* start GIVEN INFORMATION *
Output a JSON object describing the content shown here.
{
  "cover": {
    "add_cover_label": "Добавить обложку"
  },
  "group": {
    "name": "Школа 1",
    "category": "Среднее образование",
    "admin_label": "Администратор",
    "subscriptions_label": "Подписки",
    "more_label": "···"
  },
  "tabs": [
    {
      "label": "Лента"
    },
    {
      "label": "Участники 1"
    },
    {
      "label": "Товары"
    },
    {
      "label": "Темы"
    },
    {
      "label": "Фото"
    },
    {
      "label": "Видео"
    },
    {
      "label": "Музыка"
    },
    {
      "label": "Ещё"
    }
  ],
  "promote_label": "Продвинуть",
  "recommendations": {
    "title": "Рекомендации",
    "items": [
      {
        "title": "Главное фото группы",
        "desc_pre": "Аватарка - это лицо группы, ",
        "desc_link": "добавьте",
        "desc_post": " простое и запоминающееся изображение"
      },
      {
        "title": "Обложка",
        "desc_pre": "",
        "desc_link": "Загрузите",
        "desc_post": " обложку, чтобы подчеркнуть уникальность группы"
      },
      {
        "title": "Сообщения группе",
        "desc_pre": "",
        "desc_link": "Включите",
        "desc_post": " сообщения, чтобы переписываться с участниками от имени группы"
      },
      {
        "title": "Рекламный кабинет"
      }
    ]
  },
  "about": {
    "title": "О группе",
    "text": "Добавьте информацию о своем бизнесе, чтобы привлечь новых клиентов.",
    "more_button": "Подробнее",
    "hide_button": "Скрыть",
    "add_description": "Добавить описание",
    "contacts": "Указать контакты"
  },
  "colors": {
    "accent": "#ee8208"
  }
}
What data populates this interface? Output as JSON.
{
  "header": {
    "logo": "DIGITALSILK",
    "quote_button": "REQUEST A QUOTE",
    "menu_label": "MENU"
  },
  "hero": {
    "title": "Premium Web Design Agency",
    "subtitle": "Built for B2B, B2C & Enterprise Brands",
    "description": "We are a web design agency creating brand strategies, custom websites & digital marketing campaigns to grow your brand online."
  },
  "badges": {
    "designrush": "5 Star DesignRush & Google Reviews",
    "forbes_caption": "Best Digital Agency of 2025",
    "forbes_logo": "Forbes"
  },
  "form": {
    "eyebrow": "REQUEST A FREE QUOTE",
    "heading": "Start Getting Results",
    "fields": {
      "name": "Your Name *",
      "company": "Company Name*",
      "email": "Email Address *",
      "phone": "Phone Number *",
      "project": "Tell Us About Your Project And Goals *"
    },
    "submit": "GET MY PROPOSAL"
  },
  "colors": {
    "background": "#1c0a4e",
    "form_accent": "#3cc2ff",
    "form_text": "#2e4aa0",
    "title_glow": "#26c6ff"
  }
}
* end GIVEN INFORMATION *
▶ [WORK TO COMPLETE]
Return the entries above exactly as they appear.

▶ [THE RESULT]
Output a JSON object describing the content shown here.
{
  "cover": {
    "add_cover_label": "Добавить обложку"
  },
  "group": {
    "name": "Школа 1",
    "category": "Среднее образование",
    "admin_label": "Администратор",
    "subscriptions_label": "Подписки",
    "more_label": "···"
  },
  "tabs": [
    {
      "label": "Лента"
    },
    {
      "label": "Участники 1"
    },
    {
      "label": "Товары"
    },
    {
      "label": "Темы"
    },
    {
      "label": "Фото"
    },
    {
      "label": "Видео"
    },
    {
      "label": "Музыка"
    },
    {
      "label": "Ещё"
    }
  ],
  "promote_label": "Продвинуть",
  "recommendations": {
    "title": "Рекомендации",
    "items": [
      {
        "title": "Главное фото группы",
        "desc_pre": "Аватарка - это лицо группы, ",
        "desc_link": "добавьте",
        "desc_post": " простое и запоминающееся изображение"
      },
      {
        "title": "Обложка",
        "desc_pre": "",
        "desc_link": "Загрузите",
        "desc_post": " обложку, чтобы подчеркнуть уникальность группы"
      },
      {
        "title": "Сообщения группе",
        "desc_pre": "",
        "desc_link": "Включите",
        "desc_post": " сообщения, чтобы переписываться с участниками от имени группы"
      },
      {
        "title": "Рекламный кабинет"
      }
    ]
  },
  "about": {
    "title": "О группе",
    "text": "Добавьте информацию о своем бизнесе, чтобы привлечь новых клиентов.",
    "more_button": "Подробнее",
    "hide_button": "Скрыть",
    "add_description": "Добавить описание",
    "contacts": "Указать контакты"
  },
  "colors": {
    "accent": "#ee8208"
  }
}
What data populates this interface? Output as JSON.
{
  "header": {
    "logo": "DIGITALSILK",
    "quote_button": "REQUEST A QUOTE",
    "menu_label": "MENU"
  },
  "hero": {
    "title": "Premium Web Design Agency",
    "subtitle": "Built for B2B, B2C & Enterprise Brands",
    "description": "We are a web design agency creating brand strategies, custom websites & digital marketing campaigns to grow your brand online."
  },
  "badges": {
    "designrush": "5 Star DesignRush & Google Reviews",
    "forbes_caption": "Best Digital Agency of 2025",
    "forbes_logo": "Forbes"
  },
  "form": {
    "eyebrow": "REQUEST A FREE QUOTE",
    "heading": "Start Getting Results",
    "fields": {
      "name": "Your Name *",
      "company": "Company Name*",
      "email": "Email Address *",
      "phone": "Phone Number *",
      "project": "Tell Us About Your Project And Goals *"
    },
    "submit": "GET MY PROPOSAL"
  },
  "colors": {
    "background": "#1c0a4e",
    "form_accent": "#3cc2ff",
    "form_text": "#2e4aa0",
    "title_glow": "#26c6ff"
  }
}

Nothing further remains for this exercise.